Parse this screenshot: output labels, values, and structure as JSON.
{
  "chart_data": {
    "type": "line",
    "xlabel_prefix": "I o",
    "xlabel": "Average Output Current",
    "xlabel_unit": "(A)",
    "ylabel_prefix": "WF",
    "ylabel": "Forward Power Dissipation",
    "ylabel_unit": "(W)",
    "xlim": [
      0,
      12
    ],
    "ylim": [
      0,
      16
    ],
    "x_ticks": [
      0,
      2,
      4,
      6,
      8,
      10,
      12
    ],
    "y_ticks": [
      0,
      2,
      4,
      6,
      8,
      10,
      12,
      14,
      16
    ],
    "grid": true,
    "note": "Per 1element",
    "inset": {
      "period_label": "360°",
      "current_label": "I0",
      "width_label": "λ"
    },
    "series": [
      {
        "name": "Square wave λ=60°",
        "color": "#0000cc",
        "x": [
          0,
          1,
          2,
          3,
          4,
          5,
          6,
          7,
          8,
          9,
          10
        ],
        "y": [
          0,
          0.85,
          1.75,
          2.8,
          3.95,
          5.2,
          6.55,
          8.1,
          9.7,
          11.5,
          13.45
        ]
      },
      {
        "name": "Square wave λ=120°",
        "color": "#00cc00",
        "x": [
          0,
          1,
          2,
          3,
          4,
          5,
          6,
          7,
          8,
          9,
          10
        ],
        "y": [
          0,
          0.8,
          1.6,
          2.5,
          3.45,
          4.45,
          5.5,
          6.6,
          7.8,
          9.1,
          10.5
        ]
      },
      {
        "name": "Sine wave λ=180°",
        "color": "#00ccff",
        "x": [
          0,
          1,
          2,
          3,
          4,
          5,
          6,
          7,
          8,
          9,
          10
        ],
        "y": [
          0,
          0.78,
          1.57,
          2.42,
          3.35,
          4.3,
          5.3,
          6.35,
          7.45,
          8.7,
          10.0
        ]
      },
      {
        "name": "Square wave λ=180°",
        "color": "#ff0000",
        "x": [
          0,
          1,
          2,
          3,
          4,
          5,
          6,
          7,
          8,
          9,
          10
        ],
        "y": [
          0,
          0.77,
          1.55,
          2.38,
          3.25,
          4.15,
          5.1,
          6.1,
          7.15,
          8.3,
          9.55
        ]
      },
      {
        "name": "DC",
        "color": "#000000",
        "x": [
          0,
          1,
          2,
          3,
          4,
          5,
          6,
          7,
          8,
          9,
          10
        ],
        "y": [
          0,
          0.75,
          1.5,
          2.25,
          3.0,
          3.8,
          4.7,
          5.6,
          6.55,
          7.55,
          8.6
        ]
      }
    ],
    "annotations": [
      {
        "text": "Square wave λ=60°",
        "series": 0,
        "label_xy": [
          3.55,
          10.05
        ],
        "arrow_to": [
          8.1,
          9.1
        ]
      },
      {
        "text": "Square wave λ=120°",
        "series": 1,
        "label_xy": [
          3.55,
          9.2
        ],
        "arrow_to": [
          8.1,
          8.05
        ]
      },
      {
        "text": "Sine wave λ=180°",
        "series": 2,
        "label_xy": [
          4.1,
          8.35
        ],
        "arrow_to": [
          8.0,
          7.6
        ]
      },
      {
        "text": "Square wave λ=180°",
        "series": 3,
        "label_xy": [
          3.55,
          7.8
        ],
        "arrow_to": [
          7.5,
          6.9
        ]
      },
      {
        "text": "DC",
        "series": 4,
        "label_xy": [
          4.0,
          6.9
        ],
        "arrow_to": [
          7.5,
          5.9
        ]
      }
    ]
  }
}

▶ [What you need to do]:
Filter out every line that lacks the word "text", and copy the rest.

▶ [Written solution]:
        "text": "Square wave λ=60°",
        "text": "Square wave λ=120°",
        "text": "Sine wave λ=180°",
        "text": "Square wave λ=180°",
        "text": "DC",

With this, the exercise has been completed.